* _Exercise task_:
Give all the lines below again, exactly, with no pictures.

* _Supplied records_:
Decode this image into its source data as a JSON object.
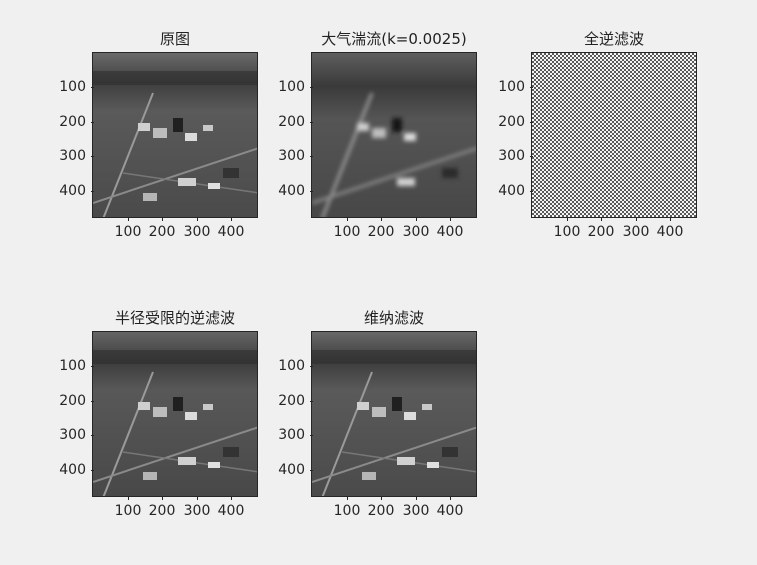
{
  "figure": {
    "subplots": [
      {
        "id": "original",
        "title": "原图",
        "style": "aerial-sharp"
      },
      {
        "id": "turbulence",
        "title": "大气湍流(k=0.0025)",
        "style": "aerial-blurred"
      },
      {
        "id": "full-inverse",
        "title": "全逆滤波",
        "style": "noise"
      },
      {
        "id": "radius-limited",
        "title": "半径受限的逆滤波",
        "style": "aerial-sharp"
      },
      {
        "id": "wiener",
        "title": "维纳滤波",
        "style": "aerial-sharp"
      }
    ],
    "axes": {
      "yticks": [
        "100",
        "200",
        "300",
        "400"
      ],
      "xticks": [
        "100",
        "200",
        "300",
        "400"
      ]
    }
  }
}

* _Task solution_:
Decode this image into its source data as a JSON object.
{
  "figure": {
    "subplots": [
      {
        "id": "original",
        "title": "原图",
        "style": "aerial-sharp"
      },
      {
        "id": "turbulence",
        "title": "大气湍流(k=0.0025)",
        "style": "aerial-blurred"
      },
      {
        "id": "full-inverse",
        "title": "全逆滤波",
        "style": "noise"
      },
      {
        "id": "radius-limited",
        "title": "半径受限的逆滤波",
        "style": "aerial-sharp"
      },
      {
        "id": "wiener",
        "title": "维纳滤波",
        "style": "aerial-sharp"
      }
    ],
    "axes": {
      "yticks": [
        "100",
        "200",
        "300",
        "400"
      ],
      "xticks": [
        "100",
        "200",
        "300",
        "400"
      ]
    }
  }
}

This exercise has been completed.